[start Excerpt provided]

The CATMA-TEI Export Format
Each Annotation Collection in CATMA is represented as one TEI XML file. The TEI header contains a basic file description with title, author and publisher of the represented Annotation Collection. There is also a short source description which includes a CATMA version number that specifies the version of the CATMA TEI export format. As of this writing we are at version 5 but we try to be backward compatible with all versions of the CATMA history.
This is an example of the file description (at the bottom of the page you will find a link to the full version of the example):
<fileDesc> <titleStmt> <title>Alice Demo Markup</title> <author>Marco Petris</author> </titleStmt> <publicationStmt> <publisher>Marco Petris</publisher> </publicationStmt> <sourceDesc> <p>Demo Markup for Alice in Wonderland</p> <ab> <fs xml:id="CATMA_TECH_DESC"> <f name="version"> <string>4</string> </f> </fs> </ab> </sourceDesc> </fileDesc>
However, the most important part of the TEI header is the encoding description which contains all the type information, the actual CATMA Tags. The encoding description represents the Tag Library of the Annotation Collection. This Tag Library lists all the Tagsets relevant for the annotations contained in this Annotation Collection. Each Tagset is represented by a <fsdDecl> element. There is a unique identifier of the Tagset in the @xml:id property. The @n propery contains the name and a version timestamp of the Tagset:
<fsdDecl xml:id="CATMA_D044A28F-73CE-43F4-96D0-954B4D585862" n="Demo Tagset 2017-06-09T10:54:11.000+0200">
The Tagset lists all its Tags with <fsDecl> elements. Each Tag has a unique @xml:id and a version timestamp in @n. The @type property holds the unique identifier again. The @type and @baseTypes property build up the Tag hierarchy in this Tagset. The Tag hierarchy is a rooted directed tree. Each Tag has zero or one parent Tag (encoded in @baseTypes) and each Tag can have zero or more child Tags. The @type property is also referenced by the actual Annotations at the bottom of the TEI document, but we’ll get to that later. Each Tag has a name encoded in the mandatory <fsDescr> element. The Properties of the Tag are encoded as <fDecl> elements. Each Property has its unique identifier in @xml:id and its name in @name. There is an optional list of possible values for each property encoded as a <vRange><vColl> combination that contains a list of <string> elements for the actual values. If there are no predefined values the <vColl> can be empty. There are two system properties that are manged by CATMA and that are always present: the Tag color (catma_displaycolor) and the Tag author (catma_markupauthor). The color is encoded as an integer value containing red, green and blue values encoded as bits: red component in bits 16-23, the green component in bits 8-15, and the blue component in bits 0-7 (I know… it has historical reasons).

[end Excerpt provided]

▶ [Set tasks]:
1. Answer these from the page on the CATMA-TEI export format:
(a) How many TEI XML files represent one Annotation Collection?
(b) Which element represents each Tagset?
(c) Which two system properties does CATMA manage that are always present?
2. Repeat word for word the part of the page on the CATMA-TEI export format from "The CATMA-TEI Export" to "the CATMA history.".

[start Entries shown]

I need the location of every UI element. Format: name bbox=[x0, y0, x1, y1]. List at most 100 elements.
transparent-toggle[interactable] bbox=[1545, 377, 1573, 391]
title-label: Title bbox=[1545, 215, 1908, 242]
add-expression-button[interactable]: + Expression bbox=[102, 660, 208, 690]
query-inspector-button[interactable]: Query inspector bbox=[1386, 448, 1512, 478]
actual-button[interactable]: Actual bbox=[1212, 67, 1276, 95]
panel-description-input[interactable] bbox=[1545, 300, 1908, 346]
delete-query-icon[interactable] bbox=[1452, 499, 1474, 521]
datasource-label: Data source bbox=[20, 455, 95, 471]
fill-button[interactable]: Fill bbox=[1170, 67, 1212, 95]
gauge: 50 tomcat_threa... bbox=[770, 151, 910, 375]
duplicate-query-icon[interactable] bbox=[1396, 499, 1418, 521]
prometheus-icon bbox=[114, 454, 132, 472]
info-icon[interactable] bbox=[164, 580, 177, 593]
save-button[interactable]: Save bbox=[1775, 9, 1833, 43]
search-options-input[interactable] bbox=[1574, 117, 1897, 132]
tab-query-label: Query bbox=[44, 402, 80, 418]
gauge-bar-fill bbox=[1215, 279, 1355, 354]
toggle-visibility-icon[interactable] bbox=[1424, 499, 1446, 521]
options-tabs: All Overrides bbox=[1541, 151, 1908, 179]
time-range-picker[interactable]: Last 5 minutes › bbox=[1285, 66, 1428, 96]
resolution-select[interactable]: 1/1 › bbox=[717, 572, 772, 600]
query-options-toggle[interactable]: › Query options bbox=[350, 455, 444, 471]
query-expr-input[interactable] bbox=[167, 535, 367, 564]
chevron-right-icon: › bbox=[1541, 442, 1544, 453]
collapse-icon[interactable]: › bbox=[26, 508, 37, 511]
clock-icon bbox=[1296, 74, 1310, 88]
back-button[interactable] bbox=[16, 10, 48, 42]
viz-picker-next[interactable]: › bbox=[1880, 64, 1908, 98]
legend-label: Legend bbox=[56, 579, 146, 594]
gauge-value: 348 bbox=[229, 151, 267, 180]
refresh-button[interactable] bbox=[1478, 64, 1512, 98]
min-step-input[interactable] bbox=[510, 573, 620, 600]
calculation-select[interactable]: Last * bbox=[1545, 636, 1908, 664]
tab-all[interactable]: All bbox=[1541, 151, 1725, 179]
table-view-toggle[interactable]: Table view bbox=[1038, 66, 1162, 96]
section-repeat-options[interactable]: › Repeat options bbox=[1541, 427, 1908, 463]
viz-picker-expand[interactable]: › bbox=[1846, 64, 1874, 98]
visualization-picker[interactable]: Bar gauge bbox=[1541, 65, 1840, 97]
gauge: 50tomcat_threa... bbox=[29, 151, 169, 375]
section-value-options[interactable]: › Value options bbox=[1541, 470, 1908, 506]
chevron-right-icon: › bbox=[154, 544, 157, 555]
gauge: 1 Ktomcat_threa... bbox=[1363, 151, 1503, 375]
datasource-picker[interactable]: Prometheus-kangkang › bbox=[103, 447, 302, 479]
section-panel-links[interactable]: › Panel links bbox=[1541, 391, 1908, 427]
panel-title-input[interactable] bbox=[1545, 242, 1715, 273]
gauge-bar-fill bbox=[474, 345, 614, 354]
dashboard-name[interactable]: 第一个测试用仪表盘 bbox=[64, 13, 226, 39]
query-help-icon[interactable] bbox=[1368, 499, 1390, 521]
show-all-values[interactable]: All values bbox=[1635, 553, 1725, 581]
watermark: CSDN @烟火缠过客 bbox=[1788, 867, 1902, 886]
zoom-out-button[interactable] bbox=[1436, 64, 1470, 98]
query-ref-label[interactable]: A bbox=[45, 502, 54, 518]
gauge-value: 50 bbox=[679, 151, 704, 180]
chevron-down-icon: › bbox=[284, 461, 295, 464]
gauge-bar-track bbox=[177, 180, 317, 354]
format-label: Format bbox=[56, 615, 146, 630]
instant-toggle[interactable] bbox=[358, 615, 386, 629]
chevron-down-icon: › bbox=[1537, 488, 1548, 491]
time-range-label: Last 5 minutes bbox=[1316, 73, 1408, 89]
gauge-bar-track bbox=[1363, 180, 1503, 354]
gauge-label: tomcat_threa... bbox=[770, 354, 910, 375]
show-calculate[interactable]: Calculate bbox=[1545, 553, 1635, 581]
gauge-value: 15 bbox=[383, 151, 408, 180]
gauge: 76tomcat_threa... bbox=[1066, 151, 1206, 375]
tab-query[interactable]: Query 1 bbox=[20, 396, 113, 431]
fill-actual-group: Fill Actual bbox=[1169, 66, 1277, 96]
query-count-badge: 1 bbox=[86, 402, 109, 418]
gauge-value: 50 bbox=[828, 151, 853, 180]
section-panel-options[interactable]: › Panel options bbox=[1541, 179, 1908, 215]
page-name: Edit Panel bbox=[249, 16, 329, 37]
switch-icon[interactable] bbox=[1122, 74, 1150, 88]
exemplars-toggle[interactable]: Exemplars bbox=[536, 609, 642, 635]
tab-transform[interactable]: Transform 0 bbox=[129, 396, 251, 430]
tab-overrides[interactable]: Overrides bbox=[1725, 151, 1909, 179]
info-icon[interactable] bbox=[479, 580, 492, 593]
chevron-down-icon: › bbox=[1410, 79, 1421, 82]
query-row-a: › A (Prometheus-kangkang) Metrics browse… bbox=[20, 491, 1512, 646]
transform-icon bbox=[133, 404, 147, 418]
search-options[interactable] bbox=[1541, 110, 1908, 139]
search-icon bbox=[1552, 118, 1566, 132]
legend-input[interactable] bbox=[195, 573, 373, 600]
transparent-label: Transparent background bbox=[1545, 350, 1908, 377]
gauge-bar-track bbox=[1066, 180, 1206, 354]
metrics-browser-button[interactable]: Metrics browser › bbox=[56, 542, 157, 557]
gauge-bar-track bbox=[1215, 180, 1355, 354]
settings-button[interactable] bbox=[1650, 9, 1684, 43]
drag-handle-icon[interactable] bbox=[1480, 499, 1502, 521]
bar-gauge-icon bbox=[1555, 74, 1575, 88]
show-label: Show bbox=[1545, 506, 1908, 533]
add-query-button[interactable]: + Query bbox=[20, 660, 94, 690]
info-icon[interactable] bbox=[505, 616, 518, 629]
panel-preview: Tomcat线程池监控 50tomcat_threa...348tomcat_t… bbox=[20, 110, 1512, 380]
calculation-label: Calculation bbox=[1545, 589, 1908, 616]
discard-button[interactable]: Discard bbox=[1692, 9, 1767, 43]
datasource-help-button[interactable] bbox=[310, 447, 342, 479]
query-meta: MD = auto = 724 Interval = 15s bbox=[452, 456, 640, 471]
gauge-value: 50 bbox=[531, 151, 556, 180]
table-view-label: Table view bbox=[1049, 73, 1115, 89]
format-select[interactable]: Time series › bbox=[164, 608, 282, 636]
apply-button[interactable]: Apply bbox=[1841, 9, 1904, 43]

[end Entries shown]

▶ [Task responses]:
1.
(a) One TEI XML file.
(b) The <fsdDecl> element.
(c) The Tag color (catma_displaycolor) and the Tag author (catma_markupauthor).

2.
The CATMA-TEI Export Format
Each Annotation Collection in CATMA is represented as one TEI XML file. The TEI header contains a basic file description with title, author and publisher of the represented Annotation Collection. There is also a short source description which includes a CATMA version number that specifies the version of the CATMA TEI export format. As of this writing we are at version 5 but we try to be backward compatible with all versions of the CATMA history.